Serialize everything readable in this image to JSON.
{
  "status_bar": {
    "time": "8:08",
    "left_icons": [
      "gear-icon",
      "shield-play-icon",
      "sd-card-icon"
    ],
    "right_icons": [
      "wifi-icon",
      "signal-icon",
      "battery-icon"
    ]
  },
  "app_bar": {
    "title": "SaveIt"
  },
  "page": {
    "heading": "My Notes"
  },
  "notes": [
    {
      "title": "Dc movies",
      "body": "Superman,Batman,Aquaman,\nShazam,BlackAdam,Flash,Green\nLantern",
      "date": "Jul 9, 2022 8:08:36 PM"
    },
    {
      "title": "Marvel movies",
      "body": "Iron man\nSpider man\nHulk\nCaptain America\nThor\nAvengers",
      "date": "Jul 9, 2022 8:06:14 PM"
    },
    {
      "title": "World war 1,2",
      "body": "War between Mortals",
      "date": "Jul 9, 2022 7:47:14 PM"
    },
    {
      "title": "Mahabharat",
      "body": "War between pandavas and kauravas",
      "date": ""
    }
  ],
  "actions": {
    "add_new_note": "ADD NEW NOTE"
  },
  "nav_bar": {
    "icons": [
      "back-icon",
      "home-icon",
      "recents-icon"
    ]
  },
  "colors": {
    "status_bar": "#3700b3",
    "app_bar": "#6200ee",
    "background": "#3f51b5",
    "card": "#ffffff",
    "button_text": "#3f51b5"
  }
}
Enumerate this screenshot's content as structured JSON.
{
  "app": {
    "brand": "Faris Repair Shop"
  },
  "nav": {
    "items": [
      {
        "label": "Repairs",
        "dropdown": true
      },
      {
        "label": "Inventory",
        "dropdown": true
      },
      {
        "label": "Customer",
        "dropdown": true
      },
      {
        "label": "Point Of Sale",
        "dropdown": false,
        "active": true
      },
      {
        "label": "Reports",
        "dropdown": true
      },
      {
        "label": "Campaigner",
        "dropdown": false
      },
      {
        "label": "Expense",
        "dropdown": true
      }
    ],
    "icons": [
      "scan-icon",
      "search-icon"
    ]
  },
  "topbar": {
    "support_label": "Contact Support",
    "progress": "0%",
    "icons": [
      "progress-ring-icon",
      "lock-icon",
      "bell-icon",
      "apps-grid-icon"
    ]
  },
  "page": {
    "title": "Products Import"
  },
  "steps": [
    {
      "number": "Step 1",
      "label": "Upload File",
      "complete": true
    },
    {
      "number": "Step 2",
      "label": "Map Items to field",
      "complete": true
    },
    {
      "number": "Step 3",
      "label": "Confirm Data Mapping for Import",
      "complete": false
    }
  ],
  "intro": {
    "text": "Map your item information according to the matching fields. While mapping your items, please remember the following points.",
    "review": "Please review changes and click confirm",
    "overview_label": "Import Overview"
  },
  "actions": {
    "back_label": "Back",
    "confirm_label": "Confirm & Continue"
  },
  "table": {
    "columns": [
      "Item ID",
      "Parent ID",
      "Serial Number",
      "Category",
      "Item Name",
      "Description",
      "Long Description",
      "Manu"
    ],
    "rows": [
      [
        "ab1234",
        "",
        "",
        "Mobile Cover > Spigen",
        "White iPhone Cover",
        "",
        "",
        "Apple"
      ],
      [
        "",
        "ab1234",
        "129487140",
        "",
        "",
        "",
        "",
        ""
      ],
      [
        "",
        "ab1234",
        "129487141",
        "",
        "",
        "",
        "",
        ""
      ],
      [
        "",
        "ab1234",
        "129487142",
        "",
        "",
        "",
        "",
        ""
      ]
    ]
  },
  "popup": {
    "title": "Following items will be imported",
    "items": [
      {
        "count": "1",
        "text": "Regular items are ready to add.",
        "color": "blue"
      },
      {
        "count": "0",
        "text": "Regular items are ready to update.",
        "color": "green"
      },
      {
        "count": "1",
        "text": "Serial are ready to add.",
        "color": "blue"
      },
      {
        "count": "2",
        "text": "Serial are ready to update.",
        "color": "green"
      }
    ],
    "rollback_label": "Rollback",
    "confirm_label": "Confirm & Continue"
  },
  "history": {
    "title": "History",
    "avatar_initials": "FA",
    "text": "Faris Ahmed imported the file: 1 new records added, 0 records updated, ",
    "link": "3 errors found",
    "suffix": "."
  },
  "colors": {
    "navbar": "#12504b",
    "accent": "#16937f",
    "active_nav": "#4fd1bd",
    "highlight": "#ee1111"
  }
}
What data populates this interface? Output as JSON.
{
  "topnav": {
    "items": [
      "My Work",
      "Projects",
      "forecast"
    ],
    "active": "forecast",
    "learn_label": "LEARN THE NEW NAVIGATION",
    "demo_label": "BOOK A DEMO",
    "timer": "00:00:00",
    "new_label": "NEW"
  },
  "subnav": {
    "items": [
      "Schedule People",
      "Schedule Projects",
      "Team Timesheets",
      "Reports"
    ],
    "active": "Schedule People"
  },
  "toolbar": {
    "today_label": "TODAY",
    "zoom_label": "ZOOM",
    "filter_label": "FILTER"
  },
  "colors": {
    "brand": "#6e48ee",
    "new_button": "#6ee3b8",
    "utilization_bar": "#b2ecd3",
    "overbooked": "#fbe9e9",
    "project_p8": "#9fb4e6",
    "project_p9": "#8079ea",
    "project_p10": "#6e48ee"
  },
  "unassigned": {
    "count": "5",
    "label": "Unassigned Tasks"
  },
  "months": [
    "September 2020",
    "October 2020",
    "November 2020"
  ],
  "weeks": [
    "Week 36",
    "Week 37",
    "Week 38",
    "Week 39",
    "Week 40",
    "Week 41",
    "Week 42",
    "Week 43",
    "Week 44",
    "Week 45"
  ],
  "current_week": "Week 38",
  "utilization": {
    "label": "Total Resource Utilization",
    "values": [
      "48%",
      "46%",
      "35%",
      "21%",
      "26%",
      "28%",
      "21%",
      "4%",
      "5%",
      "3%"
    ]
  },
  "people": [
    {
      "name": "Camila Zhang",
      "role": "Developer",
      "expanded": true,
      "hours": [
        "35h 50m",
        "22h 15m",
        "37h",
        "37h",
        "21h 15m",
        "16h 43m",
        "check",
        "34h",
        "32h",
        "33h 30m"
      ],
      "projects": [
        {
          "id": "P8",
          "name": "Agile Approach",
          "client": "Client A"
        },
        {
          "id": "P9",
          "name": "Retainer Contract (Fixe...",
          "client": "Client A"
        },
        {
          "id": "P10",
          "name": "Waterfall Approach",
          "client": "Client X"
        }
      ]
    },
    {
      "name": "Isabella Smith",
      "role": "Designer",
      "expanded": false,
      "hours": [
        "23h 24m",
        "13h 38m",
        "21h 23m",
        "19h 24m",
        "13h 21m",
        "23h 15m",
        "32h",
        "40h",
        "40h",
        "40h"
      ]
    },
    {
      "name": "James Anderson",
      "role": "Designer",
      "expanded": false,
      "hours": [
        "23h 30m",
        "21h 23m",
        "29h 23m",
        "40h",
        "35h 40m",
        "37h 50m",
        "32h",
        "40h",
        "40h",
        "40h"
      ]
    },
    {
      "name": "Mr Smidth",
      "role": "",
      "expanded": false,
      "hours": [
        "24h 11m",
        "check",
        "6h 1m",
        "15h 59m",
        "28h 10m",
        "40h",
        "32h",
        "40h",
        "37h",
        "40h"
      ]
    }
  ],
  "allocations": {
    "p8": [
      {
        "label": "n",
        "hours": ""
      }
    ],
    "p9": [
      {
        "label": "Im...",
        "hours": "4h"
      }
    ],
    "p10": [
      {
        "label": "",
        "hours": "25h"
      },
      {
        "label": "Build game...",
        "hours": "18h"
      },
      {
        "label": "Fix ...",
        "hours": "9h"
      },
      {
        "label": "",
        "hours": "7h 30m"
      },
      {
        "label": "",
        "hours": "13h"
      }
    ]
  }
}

-- What is needed --
Produce an exact copy of all the records.

-- Output --
Serialize everything readable in this image to JSON.
{
  "status_bar": {
    "time": "8:08",
    "left_icons": [
      "gear-icon",
      "shield-play-icon",
      "sd-card-icon"
    ],
    "right_icons": [
      "wifi-icon",
      "signal-icon",
      "battery-icon"
    ]
  },
  "app_bar": {
    "title": "SaveIt"
  },
  "page": {
    "heading": "My Notes"
  },
  "notes": [
    {
      "title": "Dc movies",
      "body": "Superman,Batman,Aquaman,\nShazam,BlackAdam,Flash,Green\nLantern",
      "date": "Jul 9, 2022 8:08:36 PM"
    },
    {
      "title": "Marvel movies",
      "body": "Iron man\nSpider man\nHulk\nCaptain America\nThor\nAvengers",
      "date": "Jul 9, 2022 8:06:14 PM"
    },
    {
      "title": "World war 1,2",
      "body": "War between Mortals",
      "date": "Jul 9, 2022 7:47:14 PM"
    },
    {
      "title": "Mahabharat",
      "body": "War between pandavas and kauravas",
      "date": ""
    }
  ],
  "actions": {
    "add_new_note": "ADD NEW NOTE"
  },
  "nav_bar": {
    "icons": [
      "back-icon",
      "home-icon",
      "recents-icon"
    ]
  },
  "colors": {
    "status_bar": "#3700b3",
    "app_bar": "#6200ee",
    "background": "#3f51b5",
    "card": "#ffffff",
    "button_text": "#3f51b5"
  }
}
Enumerate this screenshot's content as structured JSON.
{
  "app": {
    "brand": "Faris Repair Shop"
  },
  "nav": {
    "items": [
      {
        "label": "Repairs",
        "dropdown": true
      },
      {
        "label": "Inventory",
        "dropdown": true
      },
      {
        "label": "Customer",
        "dropdown": true
      },
      {
        "label": "Point Of Sale",
        "dropdown": false,
        "active": true
      },
      {
        "label": "Reports",
        "dropdown": true
      },
      {
        "label": "Campaigner",
        "dropdown": false
      },
      {
        "label": "Expense",
        "dropdown": true
      }
    ],
    "icons": [
      "scan-icon",
      "search-icon"
    ]
  },
  "topbar": {
    "support_label": "Contact Support",
    "progress": "0%",
    "icons": [
      "progress-ring-icon",
      "lock-icon",
      "bell-icon",
      "apps-grid-icon"
    ]
  },
  "page": {
    "title": "Products Import"
  },
  "steps": [
    {
      "number": "Step 1",
      "label": "Upload File",
      "complete": true
    },
    {
      "number": "Step 2",
      "label": "Map Items to field",
      "complete": true
    },
    {
      "number": "Step 3",
      "label": "Confirm Data Mapping for Import",
      "complete": false
    }
  ],
  "intro": {
    "text": "Map your item information according to the matching fields. While mapping your items, please remember the following points.",
    "review": "Please review changes and click confirm",
    "overview_label": "Import Overview"
  },
  "actions": {
    "back_label": "Back",
    "confirm_label": "Confirm & Continue"
  },
  "table": {
    "columns": [
      "Item ID",
      "Parent ID",
      "Serial Number",
      "Category",
      "Item Name",
      "Description",
      "Long Description",
      "Manu"
    ],
    "rows": [
      [
        "ab1234",
        "",
        "",
        "Mobile Cover > Spigen",
        "White iPhone Cover",
        "",
        "",
        "Apple"
      ],
      [
        "",
        "ab1234",
        "129487140",
        "",
        "",
        "",
        "",
        ""
      ],
      [
        "",
        "ab1234",
        "129487141",
        "",
        "",
        "",
        "",
        ""
      ],
      [
        "",
        "ab1234",
        "129487142",
        "",
        "",
        "",
        "",
        ""
      ]
    ]
  },
  "popup": {
    "title": "Following items will be imported",
    "items": [
      {
        "count": "1",
        "text": "Regular items are ready to add.",
        "color": "blue"
      },
      {
        "count": "0",
        "text": "Regular items are ready to update.",
        "color": "green"
      },
      {
        "count": "1",
        "text": "Serial are ready to add.",
        "color": "blue"
      },
      {
        "count": "2",
        "text": "Serial are ready to update.",
        "color": "green"
      }
    ],
    "rollback_label": "Rollback",
    "confirm_label": "Confirm & Continue"
  },
  "history": {
    "title": "History",
    "avatar_initials": "FA",
    "text": "Faris Ahmed imported the file: 1 new records added, 0 records updated, ",
    "link": "3 errors found",
    "suffix": "."
  },
  "colors": {
    "navbar": "#12504b",
    "accent": "#16937f",
    "active_nav": "#4fd1bd",
    "highlight": "#ee1111"
  }
}
What data populates this interface? Output as JSON.
{
  "topnav": {
    "items": [
      "My Work",
      "Projects",
      "forecast"
    ],
    "active": "forecast",
    "learn_label": "LEARN THE NEW NAVIGATION",
    "demo_label": "BOOK A DEMO",
    "timer": "00:00:00",
    "new_label": "NEW"
  },
  "subnav": {
    "items": [
      "Schedule People",
      "Schedule Projects",
      "Team Timesheets",
      "Reports"
    ],
    "active": "Schedule People"
  },
  "toolbar": {
    "today_label": "TODAY",
    "zoom_label": "ZOOM",
    "filter_label": "FILTER"
  },
  "colors": {
    "brand": "#6e48ee",
    "new_button": "#6ee3b8",
    "utilization_bar": "#b2ecd3",
    "overbooked": "#fbe9e9",
    "project_p8": "#9fb4e6",
    "project_p9": "#8079ea",
    "project_p10": "#6e48ee"
  },
  "unassigned": {
    "count": "5",
    "label": "Unassigned Tasks"
  },
  "months": [
    "September 2020",
    "October 2020",
    "November 2020"
  ],
  "weeks": [
    "Week 36",
    "Week 37",
    "Week 38",
    "Week 39",
    "Week 40",
    "Week 41",
    "Week 42",
    "Week 43",
    "Week 44",
    "Week 45"
  ],
  "current_week": "Week 38",
  "utilization": {
    "label": "Total Resource Utilization",
    "values": [
      "48%",
      "46%",
      "35%",
      "21%",
      "26%",
      "28%",
      "21%",
      "4%",
      "5%",
      "3%"
    ]
  },
  "people": [
    {
      "name": "Camila Zhang",
      "role": "Developer",
      "expanded": true,
      "hours": [
        "35h 50m",
        "22h 15m",
        "37h",
        "37h",
        "21h 15m",
        "16h 43m",
        "check",
        "34h",
        "32h",
        "33h 30m"
      ],
      "projects": [
        {
          "id": "P8",
          "name": "Agile Approach",
          "client": "Client A"
        },
        {
          "id": "P9",
          "name": "Retainer Contract (Fixe...",
          "client": "Client A"
        },
        {
          "id": "P10",
          "name": "Waterfall Approach",
          "client": "Client X"
        }
      ]
    },
    {
      "name": "Isabella Smith",
      "role": "Designer",
      "expanded": false,
      "hours": [
        "23h 24m",
        "13h 38m",
        "21h 23m",
        "19h 24m",
        "13h 21m",
        "23h 15m",
        "32h",
        "40h",
        "40h",
        "40h"
      ]
    },
    {
      "name": "James Anderson",
      "role": "Designer",
      "expanded": false,
      "hours": [
        "23h 30m",
        "21h 23m",
        "29h 23m",
        "40h",
        "35h 40m",
        "37h 50m",
        "32h",
        "40h",
        "40h",
        "40h"
      ]
    },
    {
      "name": "Mr Smidth",
      "role": "",
      "expanded": false,
      "hours": [
        "24h 11m",
        "check",
        "6h 1m",
        "15h 59m",
        "28h 10m",
        "40h",
        "32h",
        "40h",
        "37h",
        "40h"
      ]
    }
  ],
  "allocations": {
    "p8": [
      {
        "label": "n",
        "hours": ""
      }
    ],
    "p9": [
      {
        "label": "Im...",
        "hours": "4h"
      }
    ],
    "p10": [
      {
        "label": "",
        "hours": "25h"
      },
      {
        "label": "Build game...",
        "hours": "18h"
      },
      {
        "label": "Fix ...",
        "hours": "9h"
      },
      {
        "label": "",
        "hours": "7h 30m"
      },
      {
        "label": "",
        "hours": "13h"
      }
    ]
  }
}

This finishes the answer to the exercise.